• TASK INSTRUCTIONS: Copy each line in the data that includes the word "الجمع".

• INFORMATION SUPPLIED:
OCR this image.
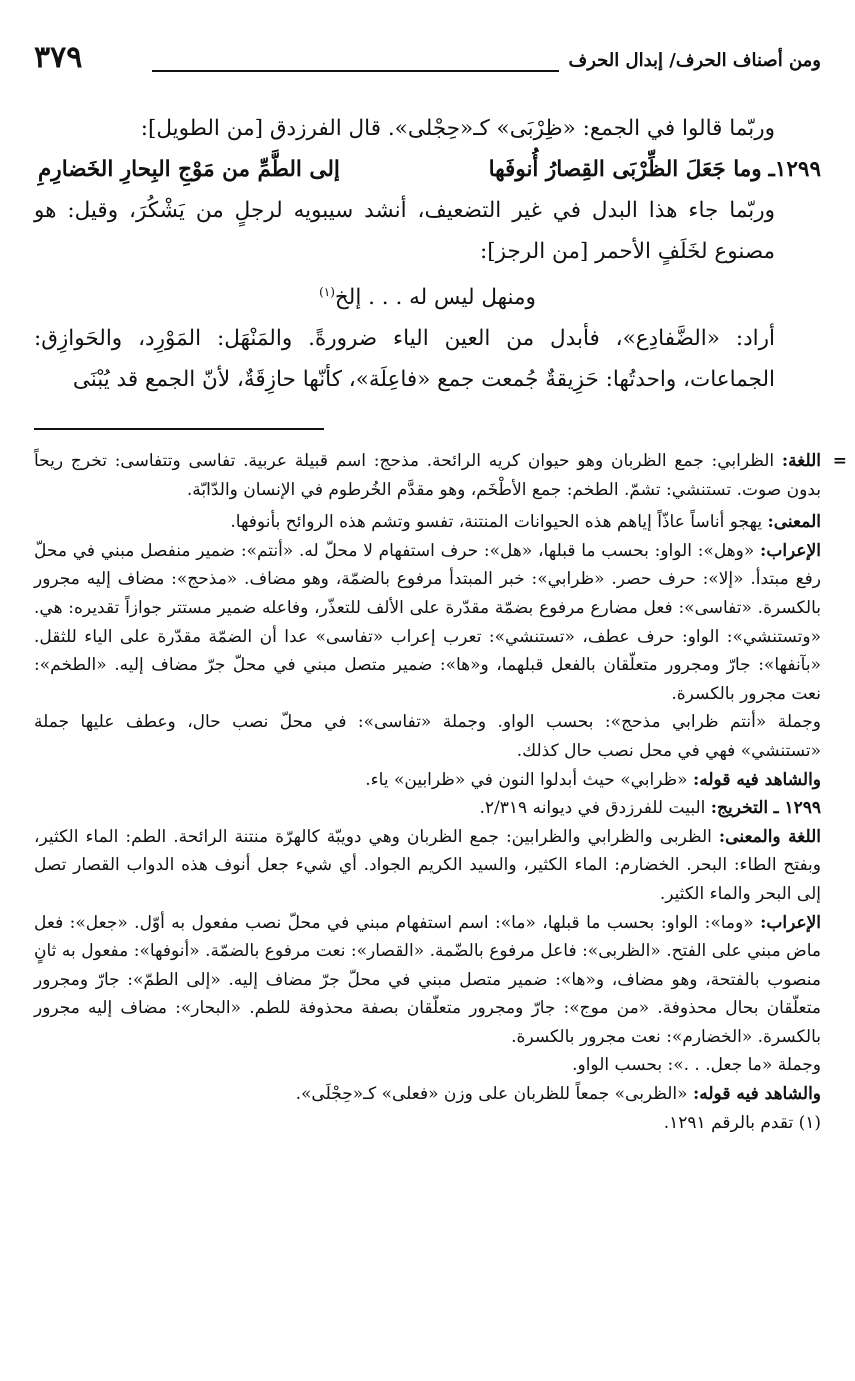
ومن أصناف الحرف/ إبدال الحرف
٣٧٩

وربّما قالوا في الجمع: «ظِرْبَى» كـ«حِجْلى». قال الفرزدق [من الطويل]:

١٢٩٩ـ وما جَعَلَ الظِّرْبَى القِصارُ أُنوفَها
إلى الطَّمِّ من مَوْجِ البِحارِ الخَضارِمِ

وربّما جاء هذا البدل في غير التضعيف، أنشد سيبويه لرجلٍ من يَشْكُرَ، وقيل: هو مصنوع لخَلَفٍ الأحمر [من الرجز]:

ومنهل ليس له . . . إلخ$^{(١)}$

أراد: «الضَّفادِع»، فأبدل من العين الياء ضرورةً. والمَنْهَل: المَوْرِد، والحَوازِق: الجماعات، واحدتُها: حَزِيقةٌ جُمعت جمع «فاعِلَة»، كأنّها حازِقَةٌ، لأنّ الجمع قد يُبْنَى

=
اللغة: الظرابي: جمع الظربان وهو حيوان كريه الرائحة. مذحج: اسم قبيلة عربية. تفاسى وتتفاسى: تخرج ريحاً بدون صوت. تستنشي: تشمّ. الطخم: جمع الأطْخَم، وهو مقدَّم الخُرطوم في الإنسان والدّابّة.

المعنى: يهجو أناساً عاذّاً إياهم هذه الحيوانات المنتنة، تفسو وتشم هذه الروائح بأنوفها.

الإعراب: «وهل»: الواو: بحسب ما قبلها، «هل»: حرف استفهام لا محلّ له. «أنتم»: ضمير منفصل مبني في محلّ رفع مبتدأ. «إلا»: حرف حصر. «ظرابي»: خبر المبتدأ مرفوع بالضمّة، وهو مضاف. «مذحج»: مضاف إليه مجرور بالكسرة. «تفاسى»: فعل مضارع مرفوع بضمّة مقدّرة على الألف للتعذّر، وفاعله ضمير مستتر جوازاً تقديره: هي. «وتستنشي»: الواو: حرف عطف، «تستنشي»: تعرب إعراب «تفاسى» عدا أن الضمّة مقدّرة على الياء للثقل. «بآنفها»: جارّ ومجرور متعلّقان بالفعل قبلهما، و«ها»: ضمير متصل مبني في محلّ جرّ مضاف إليه. «الطخم»: نعت مجرور بالكسرة.

وجملة «أنتم ظرابي مذحج»: بحسب الواو. وجملة «تفاسى»: في محلّ نصب حال، وعطف عليها جملة «تستنشي» فهي في محل نصب حال كذلك.

والشاهد فيه قوله: «ظرابي» حيث أبدلوا النون في «ظرابين» ياء.

١٢٩٩ ـ التخريج: البيت للفرزدق في ديوانه ٢/٣١٩.

اللغة والمعنى: الظربى والظرابي والظرابين: جمع الظربان وهي دويبّة كالهرّة منتنة الرائحة. الطم: الماء الكثير، وبفتح الطاء: البحر. الخضارم: الماء الكثير، والسيد الكريم الجواد. أي شيء جعل أنوف هذه الدواب القصار تصل إلى البحر والماء الكثير.

الإعراب: «وما»: الواو: بحسب ما قبلها، «ما»: اسم استفهام مبني في محلّ نصب مفعول به أوّل. «جعل»: فعل ماض مبني على الفتح. «الظربى»: فاعل مرفوع بالضّمة. «القصار»: نعت مرفوع بالضمّة. «أنوفها»: مفعول به ثانٍ منصوب بالفتحة، وهو مضاف، و«ها»: ضمير متصل مبني في محلّ جرّ مضاف إليه. «إلى الطمّ»: جارّ ومجرور متعلّقان بحال محذوفة. «من موج»: جارّ ومجرور متعلّقان بصفة محذوفة للطم. «البحار»: مضاف إليه مجرور بالكسرة. «الخضارم»: نعت مجرور بالكسرة.

وجملة «ما جعل. . .»: بحسب الواو.

والشاهد فيه قوله: «الظربى» جمعاً للظربان على وزن «فعلى» كـ«حِجْلَى».

(١) تقدم بالرقم ١٢٩١.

• FINAL ANSWER:
وربّما قالوا في الجمع: «ظِرْبَى» كـ«حِجْلى». قال الفرزدق [من الطويل]:
أراد: «الضَّفادِع»، فأبدل من العين الياء ضرورةً. والمَنْهَل: المَوْرِد، والحَوازِق: الجماعات، واحدتُها: حَزِيقةٌ جُمعت جمع «فاعِلَة»، كأنّها حازِقَةٌ، لأنّ الجمع قد يُبْنَى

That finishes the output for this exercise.